◆ Stated task: Skip the images and copy each record exactly as written.

(Part of a data file)
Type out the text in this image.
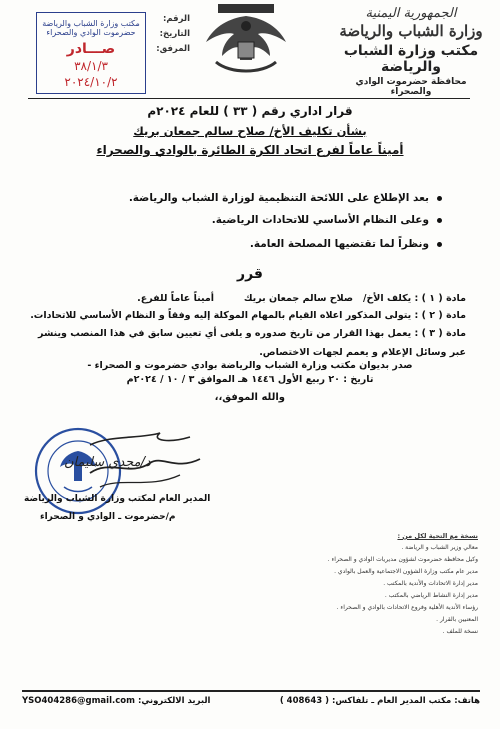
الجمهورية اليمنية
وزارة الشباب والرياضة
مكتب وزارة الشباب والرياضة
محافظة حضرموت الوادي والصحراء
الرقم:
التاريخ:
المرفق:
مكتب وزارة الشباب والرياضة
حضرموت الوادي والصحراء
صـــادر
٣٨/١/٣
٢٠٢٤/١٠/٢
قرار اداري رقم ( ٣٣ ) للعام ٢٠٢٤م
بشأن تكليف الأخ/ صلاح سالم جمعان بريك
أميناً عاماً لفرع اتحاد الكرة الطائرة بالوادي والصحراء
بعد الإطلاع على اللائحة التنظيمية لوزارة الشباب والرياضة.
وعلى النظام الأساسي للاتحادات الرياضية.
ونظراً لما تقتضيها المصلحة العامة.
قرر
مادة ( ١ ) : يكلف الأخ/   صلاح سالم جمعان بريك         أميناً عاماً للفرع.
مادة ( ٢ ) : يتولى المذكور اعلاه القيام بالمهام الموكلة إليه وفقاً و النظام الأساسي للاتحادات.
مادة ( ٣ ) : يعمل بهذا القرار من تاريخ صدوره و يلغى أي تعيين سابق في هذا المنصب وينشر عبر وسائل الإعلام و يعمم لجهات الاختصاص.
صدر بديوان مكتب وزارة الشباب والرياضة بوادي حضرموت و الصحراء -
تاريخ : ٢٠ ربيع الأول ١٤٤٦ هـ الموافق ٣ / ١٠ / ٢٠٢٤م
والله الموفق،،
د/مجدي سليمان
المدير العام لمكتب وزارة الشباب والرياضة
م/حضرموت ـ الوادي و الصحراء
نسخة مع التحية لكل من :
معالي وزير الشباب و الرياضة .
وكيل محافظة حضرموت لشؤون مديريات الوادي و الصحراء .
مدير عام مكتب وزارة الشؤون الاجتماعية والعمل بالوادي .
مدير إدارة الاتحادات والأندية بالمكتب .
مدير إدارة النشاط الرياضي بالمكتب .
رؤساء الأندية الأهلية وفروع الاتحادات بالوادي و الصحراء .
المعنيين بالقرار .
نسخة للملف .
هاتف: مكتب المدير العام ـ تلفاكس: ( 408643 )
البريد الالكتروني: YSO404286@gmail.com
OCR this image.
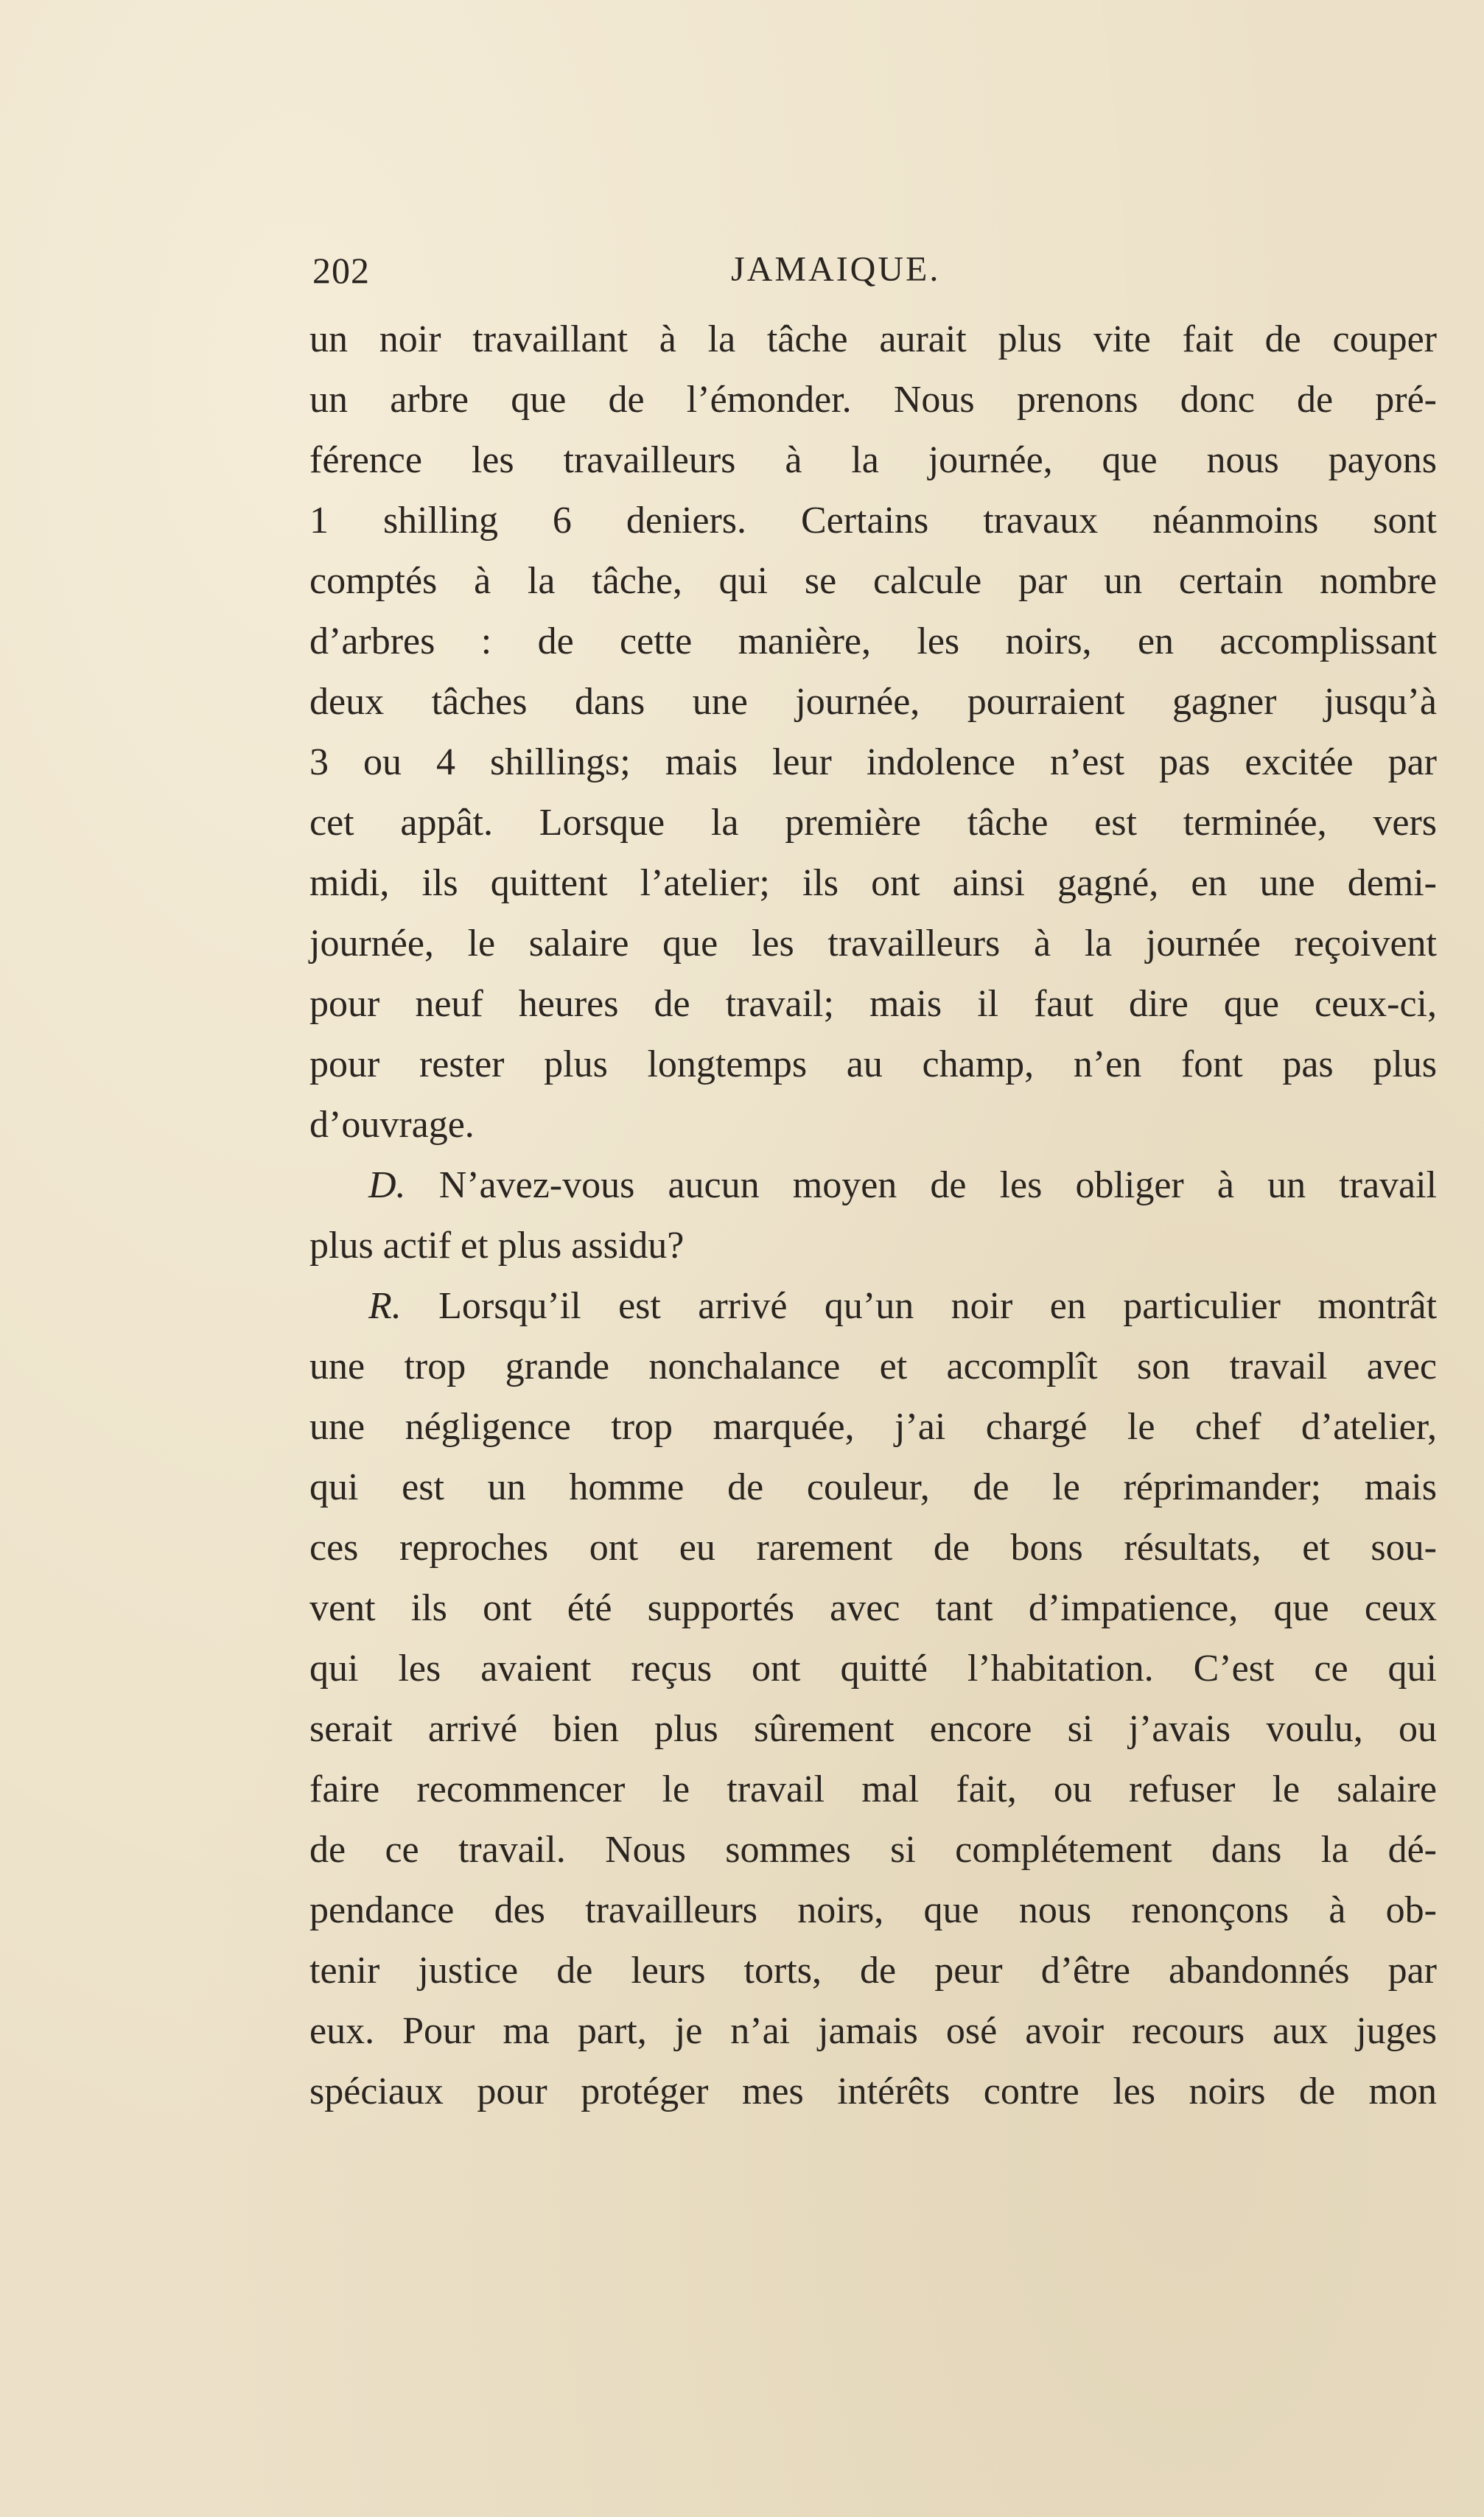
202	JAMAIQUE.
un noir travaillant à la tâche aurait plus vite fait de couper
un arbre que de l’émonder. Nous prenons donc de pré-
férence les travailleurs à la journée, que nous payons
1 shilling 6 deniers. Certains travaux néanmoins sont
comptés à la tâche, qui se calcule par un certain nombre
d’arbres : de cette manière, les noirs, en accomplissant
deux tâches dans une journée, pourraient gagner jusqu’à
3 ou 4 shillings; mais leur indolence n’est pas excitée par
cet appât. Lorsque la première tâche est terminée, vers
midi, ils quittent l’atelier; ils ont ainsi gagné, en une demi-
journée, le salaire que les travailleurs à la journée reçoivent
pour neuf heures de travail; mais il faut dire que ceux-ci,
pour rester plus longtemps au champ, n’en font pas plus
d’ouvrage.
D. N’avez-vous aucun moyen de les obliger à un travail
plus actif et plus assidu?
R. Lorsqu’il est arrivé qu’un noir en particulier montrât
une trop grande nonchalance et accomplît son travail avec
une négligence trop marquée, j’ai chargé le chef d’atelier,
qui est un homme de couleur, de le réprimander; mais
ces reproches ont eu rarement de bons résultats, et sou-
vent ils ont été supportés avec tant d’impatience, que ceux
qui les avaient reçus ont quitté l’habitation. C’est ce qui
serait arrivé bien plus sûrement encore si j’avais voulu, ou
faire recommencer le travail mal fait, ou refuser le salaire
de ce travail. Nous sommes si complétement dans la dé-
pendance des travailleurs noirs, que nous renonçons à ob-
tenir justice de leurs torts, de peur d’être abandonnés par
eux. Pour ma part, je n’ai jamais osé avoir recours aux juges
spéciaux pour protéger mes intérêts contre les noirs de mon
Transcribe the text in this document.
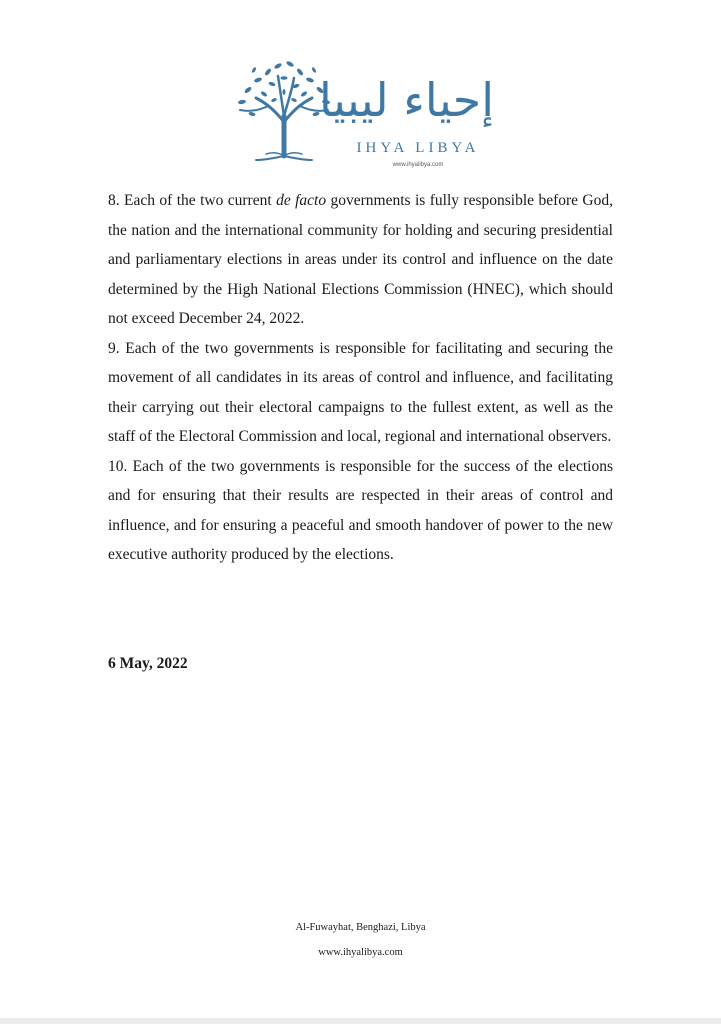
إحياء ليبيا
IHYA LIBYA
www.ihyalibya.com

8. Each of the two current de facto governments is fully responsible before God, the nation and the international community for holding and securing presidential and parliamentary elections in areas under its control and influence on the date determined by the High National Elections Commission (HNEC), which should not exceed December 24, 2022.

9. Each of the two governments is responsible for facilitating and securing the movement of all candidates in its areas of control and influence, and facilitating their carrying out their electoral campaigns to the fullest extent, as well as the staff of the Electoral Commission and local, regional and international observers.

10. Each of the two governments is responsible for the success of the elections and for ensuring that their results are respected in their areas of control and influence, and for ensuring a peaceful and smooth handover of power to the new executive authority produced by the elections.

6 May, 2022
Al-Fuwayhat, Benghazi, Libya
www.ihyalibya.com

◆ Task response:
Type out the text in this image.
الجمهورية اليمنية
وزارة الشباب والرياضة
مكتب وزارة الشباب والرياضة
محافظة حضرموت الوادي والصحراء
الرقم:
التاريخ:
المرفق:
مكتب وزارة الشباب والرياضة
حضرموت الوادي والصحراء
صـــادر
٣٨/١/٣
٢٠٢٤/١٠/٢
قرار اداري رقم ( ٣٣ ) للعام ٢٠٢٤م
بشأن تكليف الأخ/ صلاح سالم جمعان بريك
أميناً عاماً لفرع اتحاد الكرة الطائرة بالوادي والصحراء
بعد الإطلاع على اللائحة التنظيمية لوزارة الشباب والرياضة.
وعلى النظام الأساسي للاتحادات الرياضية.
ونظراً لما تقتضيها المصلحة العامة.
قرر
مادة ( ١ ) : يكلف الأخ/   صلاح سالم جمعان بريك         أميناً عاماً للفرع.
مادة ( ٢ ) : يتولى المذكور اعلاه القيام بالمهام الموكلة إليه وفقاً و النظام الأساسي للاتحادات.
مادة ( ٣ ) : يعمل بهذا القرار من تاريخ صدوره و يلغى أي تعيين سابق في هذا المنصب وينشر عبر وسائل الإعلام و يعمم لجهات الاختصاص.
صدر بديوان مكتب وزارة الشباب والرياضة بوادي حضرموت و الصحراء -
تاريخ : ٢٠ ربيع الأول ١٤٤٦ هـ الموافق ٣ / ١٠ / ٢٠٢٤م
والله الموفق،،
د/مجدي سليمان
المدير العام لمكتب وزارة الشباب والرياضة
م/حضرموت ـ الوادي و الصحراء
نسخة مع التحية لكل من :
معالي وزير الشباب و الرياضة .
وكيل محافظة حضرموت لشؤون مديريات الوادي و الصحراء .
مدير عام مكتب وزارة الشؤون الاجتماعية والعمل بالوادي .
مدير إدارة الاتحادات والأندية بالمكتب .
مدير إدارة النشاط الرياضي بالمكتب .
رؤساء الأندية الأهلية وفروع الاتحادات بالوادي و الصحراء .
المعنيين بالقرار .
نسخة للملف .
هاتف: مكتب المدير العام ـ تلفاكس: ( 408643 )
البريد الالكتروني: YSO404286@gmail.com
OCR this image.
202	JAMAIQUE.
un noir travaillant à la tâche aurait plus vite fait de couper
un arbre que de l’émonder. Nous prenons donc de pré-
férence les travailleurs à la journée, que nous payons
1 shilling 6 deniers. Certains travaux néanmoins sont
comptés à la tâche, qui se calcule par un certain nombre
d’arbres : de cette manière, les noirs, en accomplissant
deux tâches dans une journée, pourraient gagner jusqu’à
3 ou 4 shillings; mais leur indolence n’est pas excitée par
cet appât. Lorsque la première tâche est terminée, vers
midi, ils quittent l’atelier; ils ont ainsi gagné, en une demi-
journée, le salaire que les travailleurs à la journée reçoivent
pour neuf heures de travail; mais il faut dire que ceux-ci,
pour rester plus longtemps au champ, n’en font pas plus
d’ouvrage.
D. N’avez-vous aucun moyen de les obliger à un travail
plus actif et plus assidu?
R. Lorsqu’il est arrivé qu’un noir en particulier montrât
une trop grande nonchalance et accomplît son travail avec
une négligence trop marquée, j’ai chargé le chef d’atelier,
qui est un homme de couleur, de le réprimander; mais
ces reproches ont eu rarement de bons résultats, et sou-
vent ils ont été supportés avec tant d’impatience, que ceux
qui les avaient reçus ont quitté l’habitation. C’est ce qui
serait arrivé bien plus sûrement encore si j’avais voulu, ou
faire recommencer le travail mal fait, ou refuser le salaire
de ce travail. Nous sommes si complétement dans la dé-
pendance des travailleurs noirs, que nous renonçons à ob-
tenir justice de leurs torts, de peur d’être abandonnés par
eux. Pour ma part, je n’ai jamais osé avoir recours aux juges
spéciaux pour protéger mes intérêts contre les noirs de mon
Transcribe the text in this document.
إحياء ليبيا
IHYA LIBYA
www.ihyalibya.com

8. Each of the two current de facto governments is fully responsible before God, the nation and the international community for holding and securing presidential and parliamentary elections in areas under its control and influence on the date determined by the High National Elections Commission (HNEC), which should not exceed December 24, 2022.

9. Each of the two governments is responsible for facilitating and securing the movement of all candidates in its areas of control and influence, and facilitating their carrying out their electoral campaigns to the fullest extent, as well as the staff of the Electoral Commission and local, regional and international observers.

10. Each of the two governments is responsible for the success of the elections and for ensuring that their results are respected in their areas of control and influence, and for ensuring a peaceful and smooth handover of power to the new executive authority produced by the elections.

6 May, 2022
Al-Fuwayhat, Benghazi, Libya
www.ihyalibya.com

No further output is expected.